> **What you are asked to do**:
In the records below, find the line containing "What data populates", then copy that line and all lines after it, exactly, omitting every picture.

> **Records shown**:
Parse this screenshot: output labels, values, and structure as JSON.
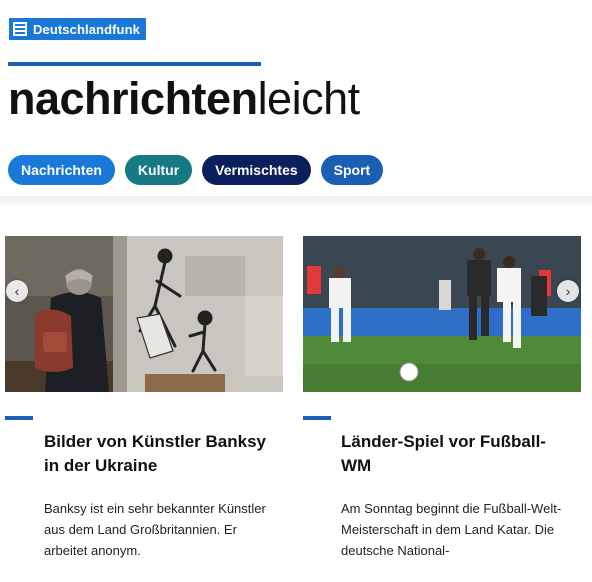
{
  "brand": {
    "name": "Deutschlandfunk",
    "icon": "document-lines-icon"
  },
  "title": {
    "bold": "nachrichten",
    "light": "leicht"
  },
  "nav": [
    {
      "label": "Nachrichten",
      "color": "#1a78d8"
    },
    {
      "label": "Kultur",
      "color": "#157a83"
    },
    {
      "label": "Vermischtes",
      "color": "#0b1f5c"
    },
    {
      "label": "Sport",
      "color": "#1a5fb4"
    }
  ],
  "carousel": {
    "prev_icon": "chevron-left-icon",
    "next_icon": "chevron-right-icon"
  },
  "articles": [
    {
      "headline": "Bilder von Künstler Banksy in der Ukraine",
      "teaser": "Banksy ist ein sehr bekannter Künstler aus dem Land Großbritannien. Er arbeitet anonym."
    },
    {
      "headline": "Länder-Spiel vor Fußball-WM",
      "teaser": "Am Sonntag beginnt die Fußball-Welt-Meisterschaft in dem Land Katar. Die deutsche National-"
    }
  ]
}
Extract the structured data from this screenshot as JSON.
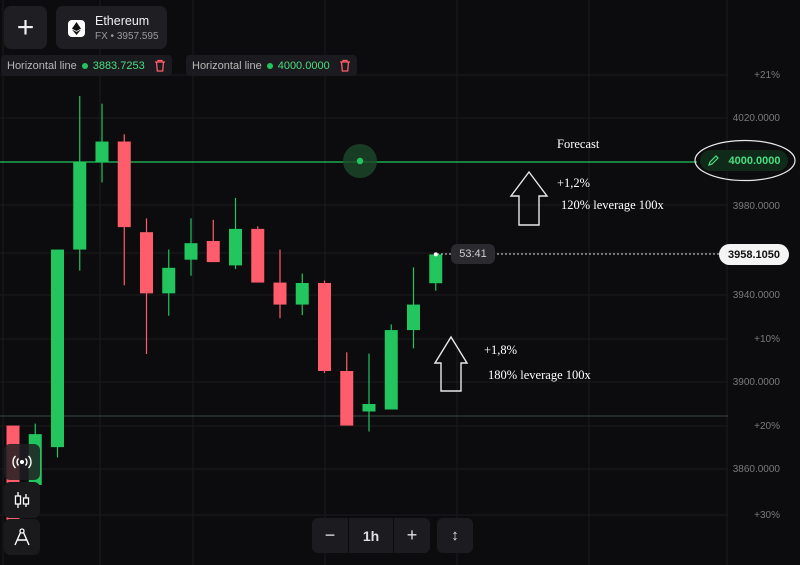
{
  "header": {
    "add_button_icon": "plus-icon",
    "asset": {
      "name": "Ethereum",
      "subtitle": "FX • 3957.595",
      "icon": "ethereum-logo-icon"
    }
  },
  "indicators": [
    {
      "label": "Horizontal line",
      "value": "3883.7253",
      "delete_icon": "trash-icon"
    },
    {
      "label": "Horizontal line",
      "value": "4000.0000",
      "delete_icon": "trash-icon"
    }
  ],
  "y_axis": {
    "prices": [
      "4020.0000",
      "3980.0000",
      "3940.0000",
      "3900.0000",
      "3860.0000"
    ],
    "percents": [
      "+21%",
      "+10%",
      "+20%",
      "+30%"
    ]
  },
  "tags": {
    "forecast_level": "4000.0000",
    "current_price": "3958.1050",
    "timer": "53:41"
  },
  "annotations": {
    "title": "Forecast",
    "upper_pct": "+1,2%",
    "upper_leverage": "120% leverage 100x",
    "lower_pct": "+1,8%",
    "lower_leverage": "180% leverage 100x"
  },
  "toolbar": {
    "minus": "−",
    "timeframe": "1h",
    "plus": "+",
    "scale": "↕"
  },
  "colors": {
    "up": "#22c55e",
    "down": "#ff5c6c",
    "background": "#0c0c0e",
    "level_line": "#22c55e"
  },
  "chart_data": {
    "type": "candlestick",
    "timeframe": "1h",
    "ylim": [
      3850,
      4025
    ],
    "horizontal_lines": [
      4000.0,
      3883.7253
    ],
    "current_price": 3958.105,
    "candles": [
      {
        "o": 3880.2,
        "h": 3880.2,
        "l": 3836.4,
        "c": 3836.4
      },
      {
        "o": 3853.2,
        "h": 3881.1,
        "l": 3853.2,
        "c": 3876.3
      },
      {
        "o": 3870.4,
        "h": 3960.2,
        "l": 3865.7,
        "c": 3960.2
      },
      {
        "o": 3960.2,
        "h": 4030.0,
        "l": 3950.6,
        "c": 4000.1
      },
      {
        "o": 4000.1,
        "h": 4026.5,
        "l": 3990.7,
        "c": 4009.3
      },
      {
        "o": 4009.3,
        "h": 4012.6,
        "l": 3944.0,
        "c": 3970.4
      },
      {
        "o": 3968.1,
        "h": 3974.4,
        "l": 3912.7,
        "c": 3940.3
      },
      {
        "o": 3940.3,
        "h": 3960.2,
        "l": 3930.1,
        "c": 3951.9
      },
      {
        "o": 3955.6,
        "h": 3974.4,
        "l": 3948.3,
        "c": 3963.1
      },
      {
        "o": 3964.1,
        "h": 3973.7,
        "l": 3954.5,
        "c": 3954.5
      },
      {
        "o": 3953.0,
        "h": 3983.7,
        "l": 3951.4,
        "c": 3969.6
      },
      {
        "o": 3969.6,
        "h": 3970.8,
        "l": 3945.2,
        "c": 3945.2
      },
      {
        "o": 3945.2,
        "h": 3960.2,
        "l": 3929.0,
        "c": 3935.2
      },
      {
        "o": 3935.2,
        "h": 3949.3,
        "l": 3930.4,
        "c": 3945.0
      },
      {
        "o": 3945.0,
        "h": 3946.1,
        "l": 3904.1,
        "c": 3905.0
      },
      {
        "o": 3905.0,
        "h": 3913.5,
        "l": 3880.2,
        "c": 3880.2
      },
      {
        "o": 3886.6,
        "h": 3912.9,
        "l": 3877.5,
        "c": 3890.0
      },
      {
        "o": 3887.5,
        "h": 3926.2,
        "l": 3887.5,
        "c": 3923.6
      },
      {
        "o": 3923.6,
        "h": 3952.1,
        "l": 3915.3,
        "c": 3935.2
      },
      {
        "o": 3944.9,
        "h": 3958.0,
        "l": 3941.5,
        "c": 3958.0
      }
    ]
  }
}
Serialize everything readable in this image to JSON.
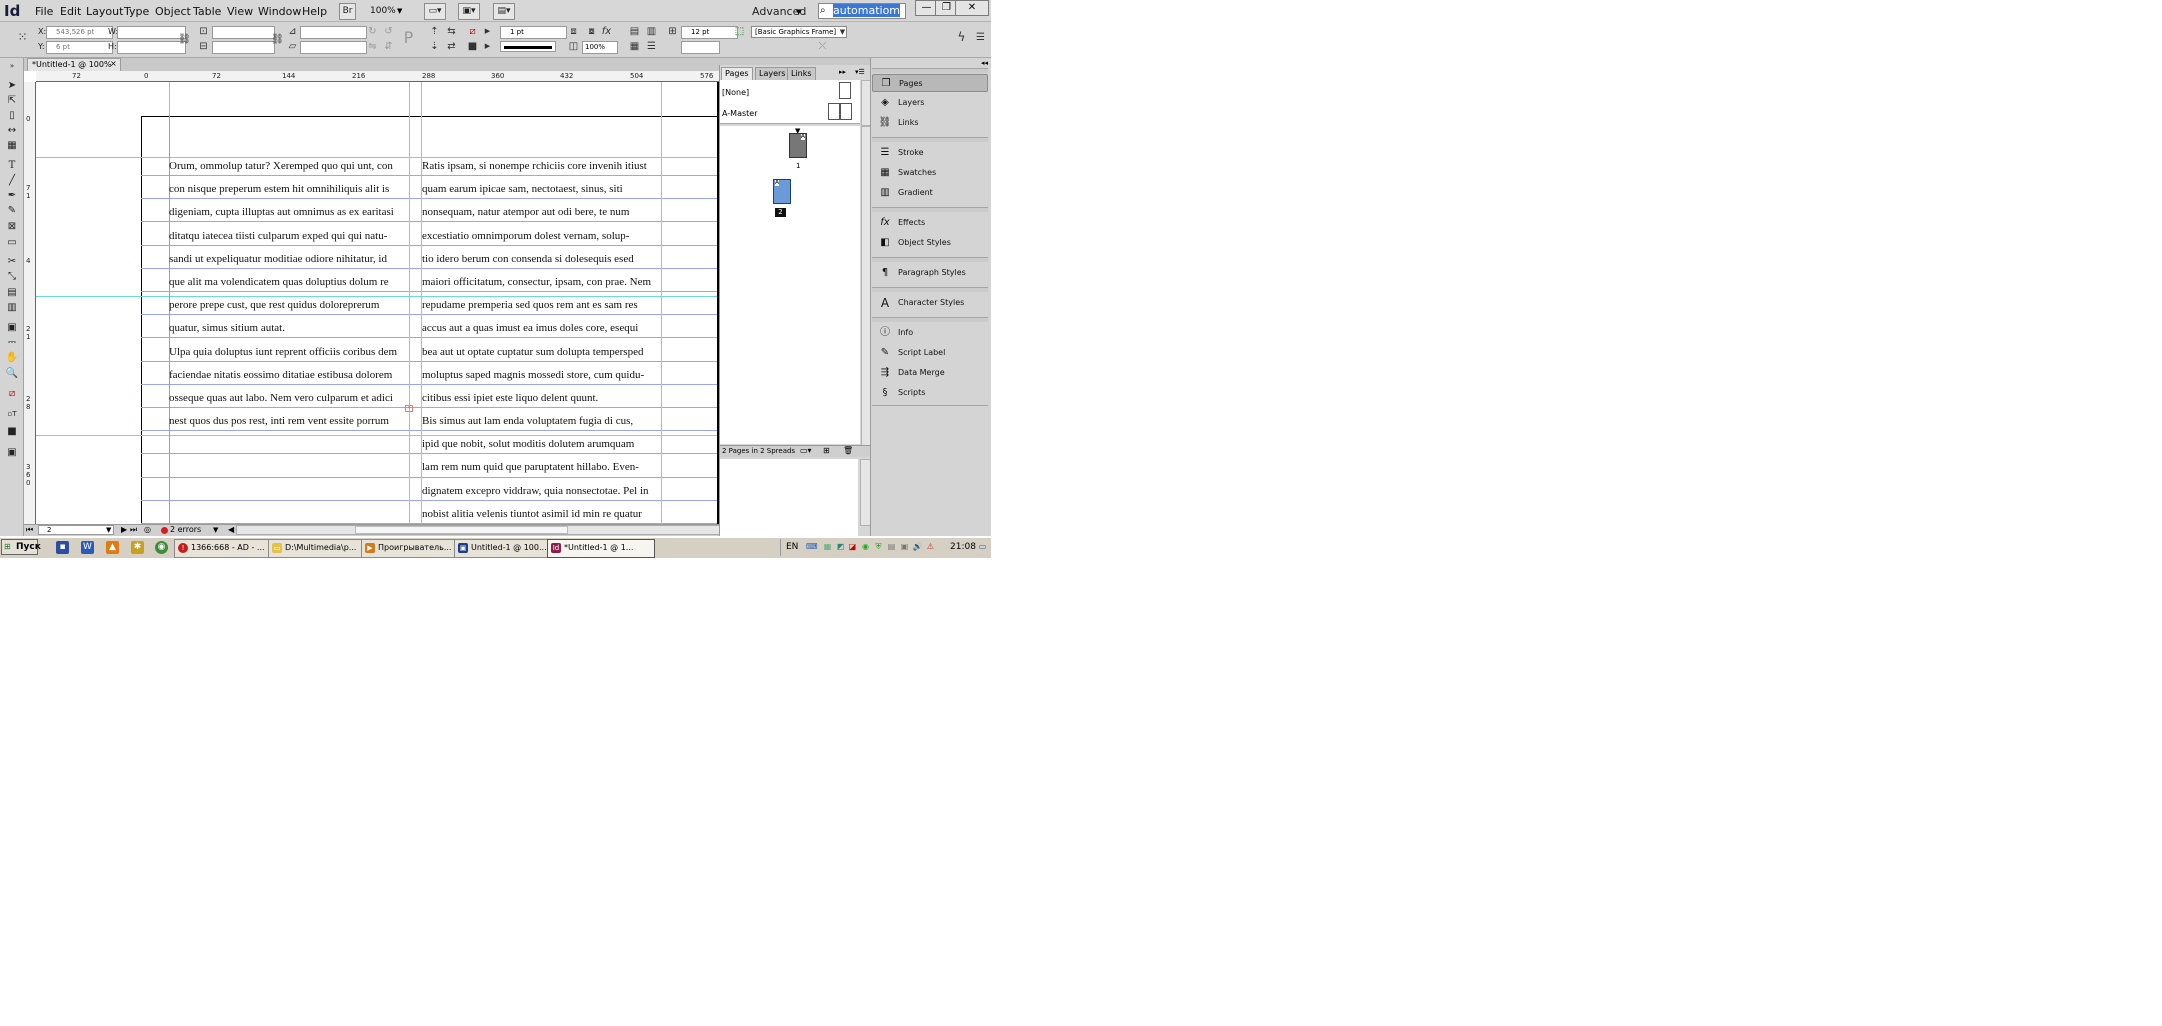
{
  "app": {
    "logo": "Id"
  },
  "menu": {
    "items": [
      "File",
      "Edit",
      "Layout",
      "Type",
      "Object",
      "Table",
      "View",
      "Window",
      "Help"
    ],
    "bridge_label": "Br",
    "zoom": "100%",
    "workspace": "Advanced",
    "search_value": "automatiom"
  },
  "control": {
    "x_label": "X:",
    "x_value": "543,526 pt",
    "y_label": "Y:",
    "y_value": "6 pt",
    "w_label": "W:",
    "h_label": "H:",
    "stroke_weight": "1 pt",
    "scale_percent": "100%",
    "text_size": "12 pt",
    "object_style": "[Basic Graphics Frame]"
  },
  "document": {
    "tab_title": "*Untitled-1 @ 100%",
    "tab_close": "×",
    "ruler_h": [
      "72",
      "0",
      "72",
      "144",
      "216",
      "288",
      "360",
      "432",
      "504",
      "576"
    ],
    "ruler_v": [
      "0",
      "7",
      "1",
      "4",
      "2",
      "1",
      "2",
      "8",
      "3",
      "6",
      "0"
    ],
    "column1": [
      "Orum, ommolup tatur? Xeremped quo qui unt, con",
      "con nisque preperum estem hit omnihiliquis alit is",
      "digeniam, cupta illuptas aut omnimus as ex earitasi",
      "ditatqu iatecea tiisti culparum exped qui qui natu-",
      "sandi ut expeliquatur moditiae odiore nihitatur, id",
      "que alit ma volendicatem quas doluptius dolum re",
      "perore prepe cust, que rest quidus doloreprerum",
      "quatur, simus sitium autat.",
      "Ulpa quia doluptus iunt reprent officiis coribus dem",
      "faciendae nitatis eossimo ditatiae estibusa dolorem",
      "osseque quas aut labo. Nem vero culparum et adici",
      "nest quos dus pos rest, inti rem vent essite porrum"
    ],
    "column2": [
      "Ratis ipsam, si nonempe rchiciis core invenih itiust",
      "quam earum ipicae sam, nectotaest, sinus, siti",
      "nonsequam, natur atempor aut odi bere, te num",
      "excestiatio omnimporum dolest vernam, solup-",
      "tio idero berum con consenda si dolesequis esed",
      "maiori officitatum, consectur, ipsam, con prae. Nem",
      "repudame premperia sed quos rem ant es sam res",
      "accus aut a quas imust ea imus doles core, esequi",
      "bea aut ut optate cuptatur sum dolupta tempersped",
      "moluptus saped magnis mossedi store, cum quidu-",
      "citibus essi ipiet este liquo delent quunt.",
      "Bis simus aut lam enda voluptatem fugia di cus,",
      "ipid que nobit, solut moditis dolutem arumquam",
      "lam rem num quid que paruptatent hillabo. Even-",
      "dignatem excepro viddraw, quia nonsectotae. Pel in",
      "nobist alitia velenis tiuntot asimil id min re quatur"
    ],
    "page_field": "2",
    "errors": "2 errors"
  },
  "pages_panel": {
    "tabs": [
      "Pages",
      "Layers",
      "Links"
    ],
    "none_master": "[None]",
    "a_master": "A-Master",
    "page1_label": "1",
    "page2_label": "2",
    "master_letter": "A",
    "footer": "2 Pages in 2 Spreads"
  },
  "dock": {
    "items": [
      "Pages",
      "Layers",
      "Links",
      "Stroke",
      "Swatches",
      "Gradient",
      "Effects",
      "Object Styles",
      "Paragraph Styles",
      "Character Styles",
      "Info",
      "Script Label",
      "Data Merge",
      "Scripts"
    ]
  },
  "taskbar": {
    "start": "Пуск",
    "tasks": [
      "1366:668 - AD - ...",
      "D:\\Multimedia\\p...",
      "Проигрыватель...",
      "Untitled-1 @ 100...",
      "*Untitled-1 @ 1..."
    ],
    "language": "EN",
    "clock": "21:08"
  }
}
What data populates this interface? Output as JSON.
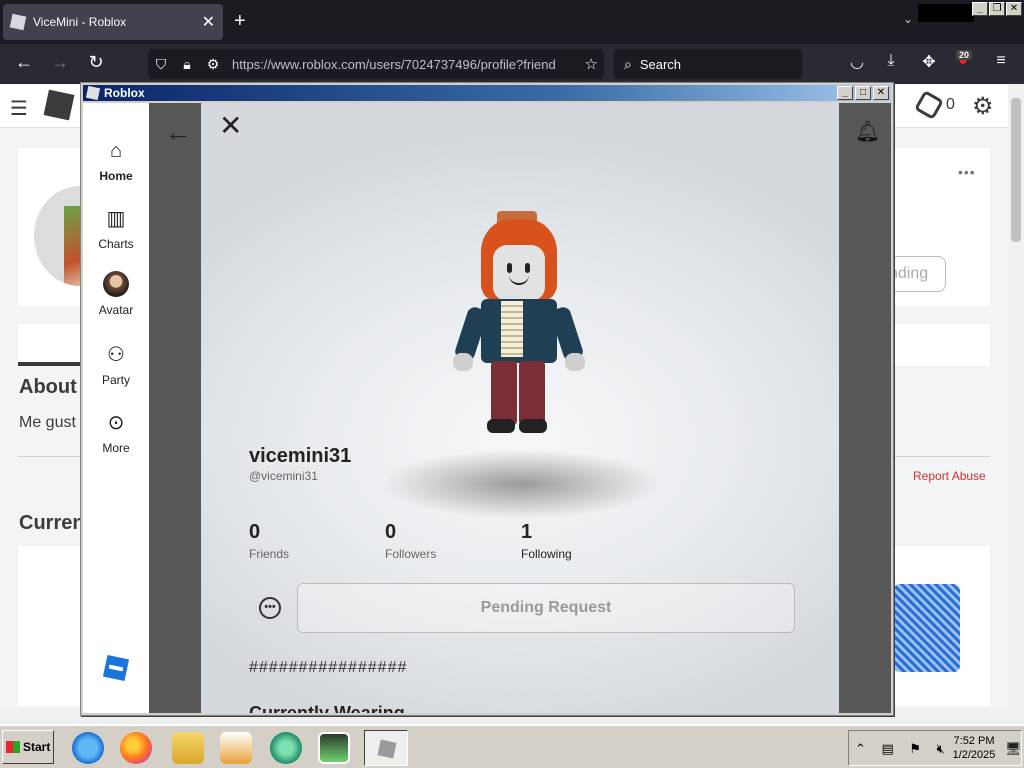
{
  "browser": {
    "tab_title": "ViceMini - Roblox",
    "tab_close": "✕",
    "new_tab": "+",
    "url": "https://www.roblox.com/users/7024737496/profile?friend",
    "search_placeholder": "Search",
    "extension_badge": "20"
  },
  "background_page": {
    "about_heading": "About",
    "about_text": "Me gust",
    "currently_heading": "Curren",
    "pending_text": "nding",
    "report_abuse": "Report Abuse",
    "robux_count": "0"
  },
  "popup": {
    "window_title": "Roblox",
    "sidenav": {
      "home": "Home",
      "charts": "Charts",
      "avatar": "Avatar",
      "party": "Party",
      "more": "More"
    },
    "profile": {
      "display_name": "vicemini31",
      "username": "@vicemini31",
      "friends_count": "0",
      "friends_label": "Friends",
      "followers_count": "0",
      "followers_label": "Followers",
      "following_count": "1",
      "following_label": "Following",
      "pending_button": "Pending Request",
      "about_text": "################",
      "currently_wearing": "Currently Wearing"
    }
  },
  "taskbar": {
    "start_label": "Start",
    "time": "7:52 PM",
    "date": "1/2/2025"
  },
  "colors": {
    "firefox_tabbar": "#1c1b22",
    "firefox_navbar": "#2b2a33",
    "report_abuse_red": "#d32f2f",
    "titlebar_blue": "#0a246a",
    "win_gray": "#d4d0c8"
  }
}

> **Answer to this problem**:
What data populates this interface? Output as JSON.
{
  "browser": {
    "tab_title": "ViceMini - Roblox",
    "tab_close": "✕",
    "new_tab": "+",
    "url": "https://www.roblox.com/users/7024737496/profile?friend",
    "search_placeholder": "Search",
    "extension_badge": "20"
  },
  "background_page": {
    "about_heading": "About",
    "about_text": "Me gust",
    "currently_heading": "Curren",
    "pending_text": "nding",
    "report_abuse": "Report Abuse",
    "robux_count": "0"
  },
  "popup": {
    "window_title": "Roblox",
    "sidenav": {
      "home": "Home",
      "charts": "Charts",
      "avatar": "Avatar",
      "party": "Party",
      "more": "More"
    },
    "profile": {
      "display_name": "vicemini31",
      "username": "@vicemini31",
      "friends_count": "0",
      "friends_label": "Friends",
      "followers_count": "0",
      "followers_label": "Followers",
      "following_count": "1",
      "following_label": "Following",
      "pending_button": "Pending Request",
      "about_text": "################",
      "currently_wearing": "Currently Wearing"
    }
  },
  "taskbar": {
    "start_label": "Start",
    "time": "7:52 PM",
    "date": "1/2/2025"
  },
  "colors": {
    "firefox_tabbar": "#1c1b22",
    "firefox_navbar": "#2b2a33",
    "report_abuse_red": "#d32f2f",
    "titlebar_blue": "#0a246a",
    "win_gray": "#d4d0c8"
  }
}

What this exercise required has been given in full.